Dataset rows
.....
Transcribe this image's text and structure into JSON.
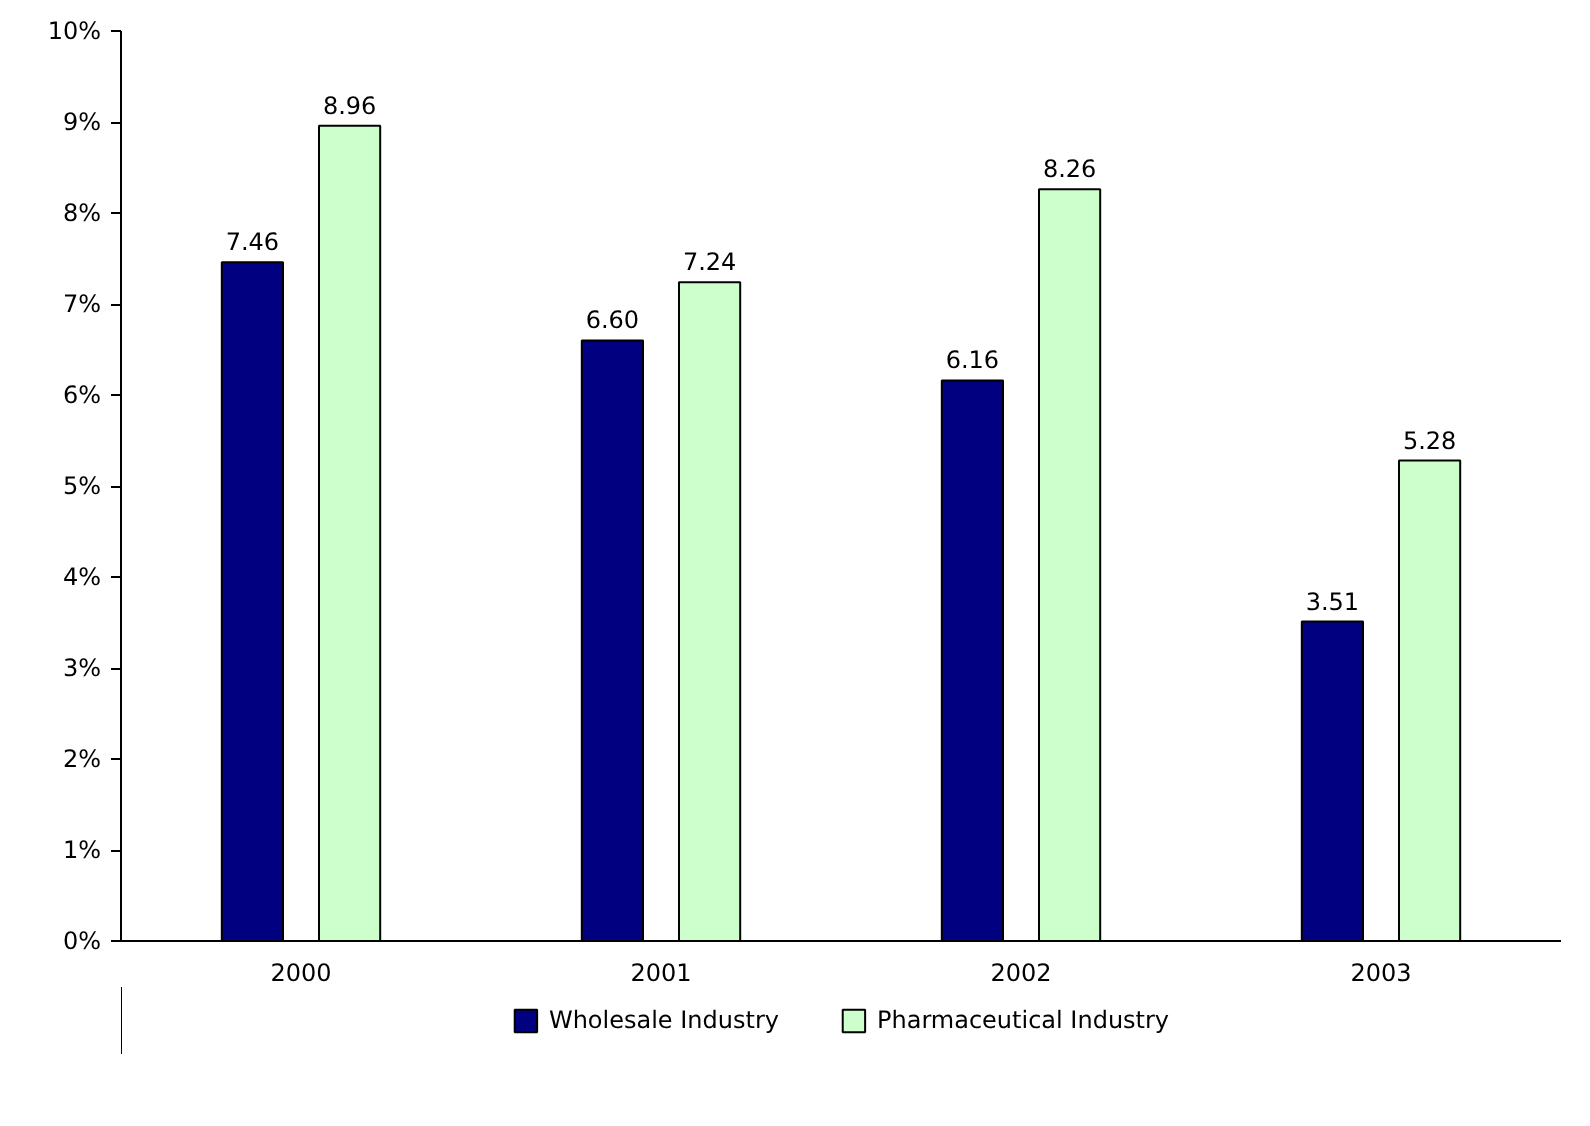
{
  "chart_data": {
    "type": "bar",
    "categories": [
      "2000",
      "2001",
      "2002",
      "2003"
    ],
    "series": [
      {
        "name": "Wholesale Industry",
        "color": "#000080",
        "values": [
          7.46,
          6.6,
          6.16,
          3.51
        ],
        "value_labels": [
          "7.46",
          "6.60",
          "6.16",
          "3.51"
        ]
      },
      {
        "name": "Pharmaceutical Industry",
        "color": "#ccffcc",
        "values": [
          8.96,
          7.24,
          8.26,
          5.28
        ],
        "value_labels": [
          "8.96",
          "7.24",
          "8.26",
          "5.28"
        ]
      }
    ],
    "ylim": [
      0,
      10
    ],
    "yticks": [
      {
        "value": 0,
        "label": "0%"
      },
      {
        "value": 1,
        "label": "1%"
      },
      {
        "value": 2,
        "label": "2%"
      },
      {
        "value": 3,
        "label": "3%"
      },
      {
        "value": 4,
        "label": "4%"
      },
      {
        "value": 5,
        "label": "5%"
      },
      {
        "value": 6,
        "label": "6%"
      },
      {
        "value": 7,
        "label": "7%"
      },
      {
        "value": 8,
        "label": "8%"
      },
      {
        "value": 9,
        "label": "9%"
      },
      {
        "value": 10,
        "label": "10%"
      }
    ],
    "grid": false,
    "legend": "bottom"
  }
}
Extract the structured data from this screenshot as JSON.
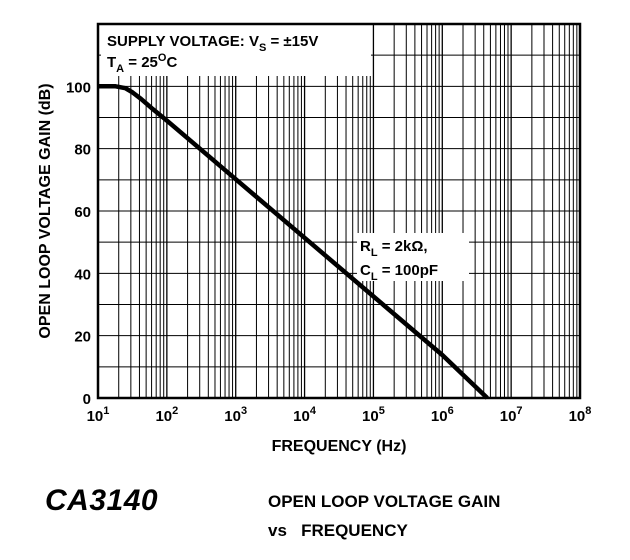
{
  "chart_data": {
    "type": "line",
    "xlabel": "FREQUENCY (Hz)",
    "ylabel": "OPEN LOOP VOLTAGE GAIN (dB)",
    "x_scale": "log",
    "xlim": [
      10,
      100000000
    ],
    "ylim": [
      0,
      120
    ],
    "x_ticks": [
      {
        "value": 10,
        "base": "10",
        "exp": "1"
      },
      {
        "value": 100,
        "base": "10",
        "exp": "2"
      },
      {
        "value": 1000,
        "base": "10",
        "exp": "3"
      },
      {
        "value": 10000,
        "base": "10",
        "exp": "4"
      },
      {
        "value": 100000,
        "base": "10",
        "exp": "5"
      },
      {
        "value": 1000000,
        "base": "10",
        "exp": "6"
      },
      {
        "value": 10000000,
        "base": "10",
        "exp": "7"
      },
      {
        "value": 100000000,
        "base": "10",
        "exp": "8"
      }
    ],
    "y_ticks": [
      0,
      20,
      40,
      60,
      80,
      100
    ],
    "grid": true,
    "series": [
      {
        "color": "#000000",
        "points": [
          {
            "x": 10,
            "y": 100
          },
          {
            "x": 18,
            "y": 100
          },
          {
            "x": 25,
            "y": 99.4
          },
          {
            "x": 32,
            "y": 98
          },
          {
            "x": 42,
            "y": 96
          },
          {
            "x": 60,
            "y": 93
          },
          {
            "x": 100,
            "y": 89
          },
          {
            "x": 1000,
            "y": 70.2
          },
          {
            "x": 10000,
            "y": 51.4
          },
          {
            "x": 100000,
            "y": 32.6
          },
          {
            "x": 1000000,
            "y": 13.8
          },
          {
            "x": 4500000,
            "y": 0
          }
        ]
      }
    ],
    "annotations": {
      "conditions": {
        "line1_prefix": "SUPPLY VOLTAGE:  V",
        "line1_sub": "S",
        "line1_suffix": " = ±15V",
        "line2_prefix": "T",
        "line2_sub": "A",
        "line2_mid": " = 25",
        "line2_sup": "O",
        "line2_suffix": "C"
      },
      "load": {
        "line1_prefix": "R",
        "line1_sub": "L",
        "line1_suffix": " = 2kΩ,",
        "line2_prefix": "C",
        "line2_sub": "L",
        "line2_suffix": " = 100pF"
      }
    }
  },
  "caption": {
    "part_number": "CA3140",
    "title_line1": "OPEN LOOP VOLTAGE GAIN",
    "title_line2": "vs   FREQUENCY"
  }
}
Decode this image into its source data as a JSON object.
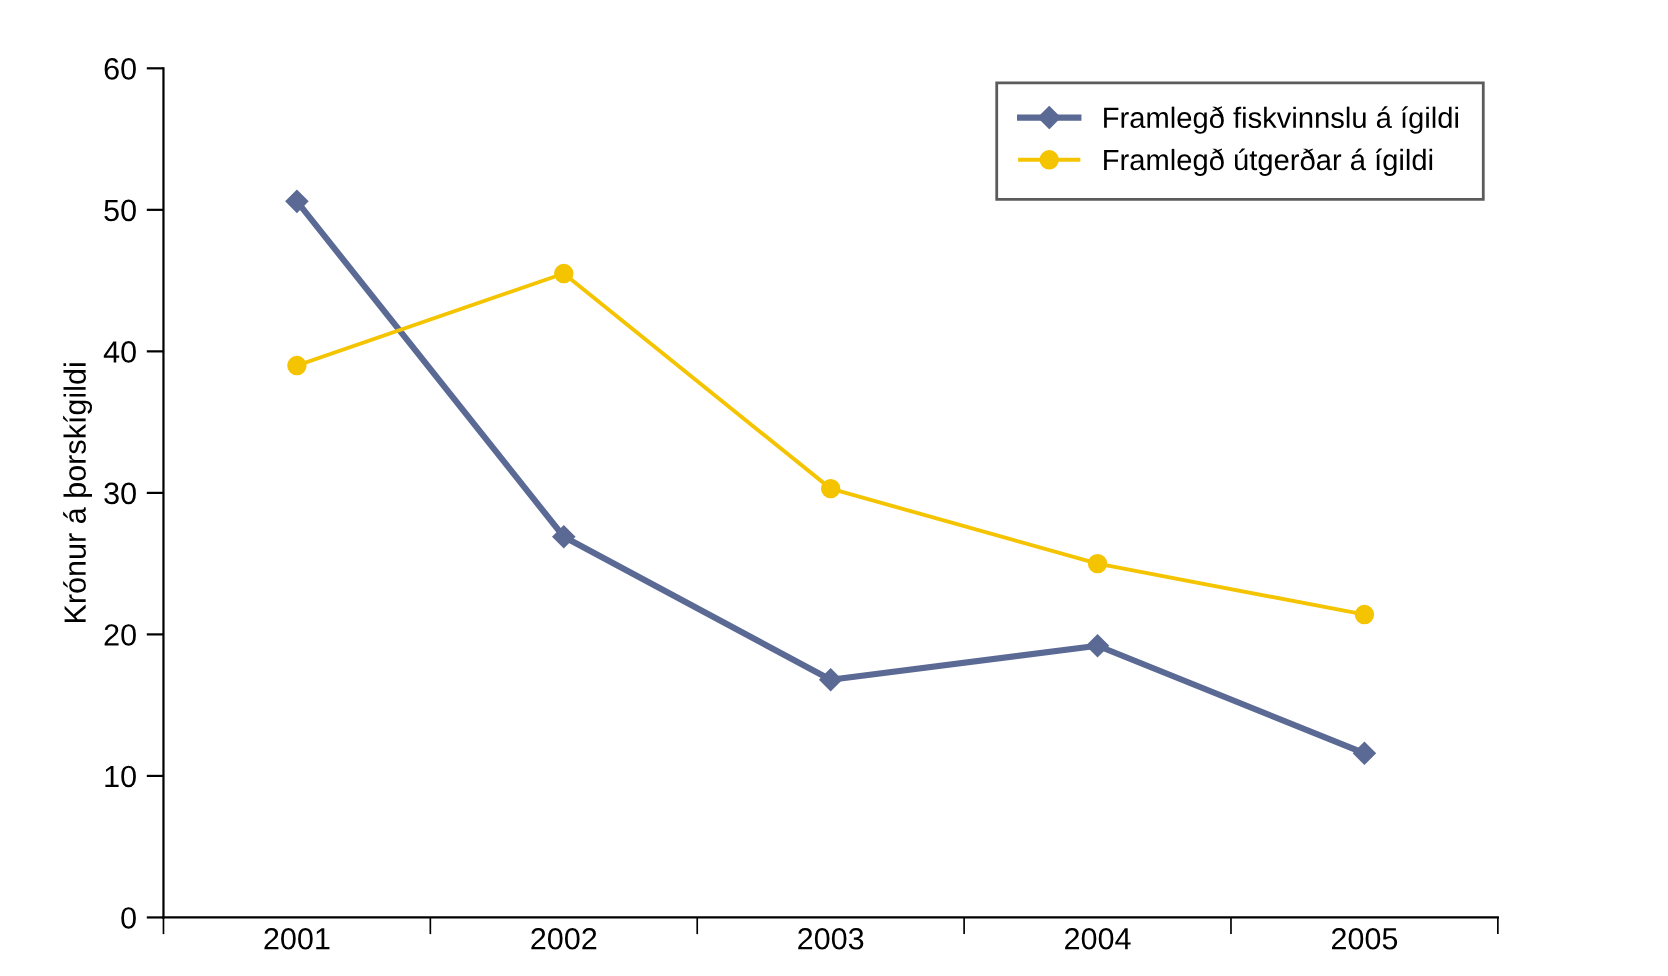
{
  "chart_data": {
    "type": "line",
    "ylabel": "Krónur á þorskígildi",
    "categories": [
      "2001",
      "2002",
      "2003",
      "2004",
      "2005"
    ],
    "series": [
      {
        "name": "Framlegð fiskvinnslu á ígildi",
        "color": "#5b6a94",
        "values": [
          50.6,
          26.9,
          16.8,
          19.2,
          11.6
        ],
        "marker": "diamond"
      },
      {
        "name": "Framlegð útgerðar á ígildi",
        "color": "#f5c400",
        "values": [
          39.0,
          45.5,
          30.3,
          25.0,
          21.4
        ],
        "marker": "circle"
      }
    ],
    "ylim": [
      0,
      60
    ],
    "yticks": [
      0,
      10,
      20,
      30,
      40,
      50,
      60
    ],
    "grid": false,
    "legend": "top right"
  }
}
.....
Exercise description
Skip all pictures. Write out only the lines from the one containing "Decode this image" to the end of the listing above, inclusive, exactly as given.

Response
Decode this image into its source data as a JSON object.
{
  "chart_data": {
    "type": "line",
    "ylabel": "Krónur á þorskígildi",
    "categories": [
      "2001",
      "2002",
      "2003",
      "2004",
      "2005"
    ],
    "series": [
      {
        "name": "Framlegð fiskvinnslu á ígildi",
        "color": "#5b6a94",
        "values": [
          50.6,
          26.9,
          16.8,
          19.2,
          11.6
        ],
        "marker": "diamond"
      },
      {
        "name": "Framlegð útgerðar á ígildi",
        "color": "#f5c400",
        "values": [
          39.0,
          45.5,
          30.3,
          25.0,
          21.4
        ],
        "marker": "circle"
      }
    ],
    "ylim": [
      0,
      60
    ],
    "yticks": [
      0,
      10,
      20,
      30,
      40,
      50,
      60
    ],
    "grid": false,
    "legend": "top right"
  }
}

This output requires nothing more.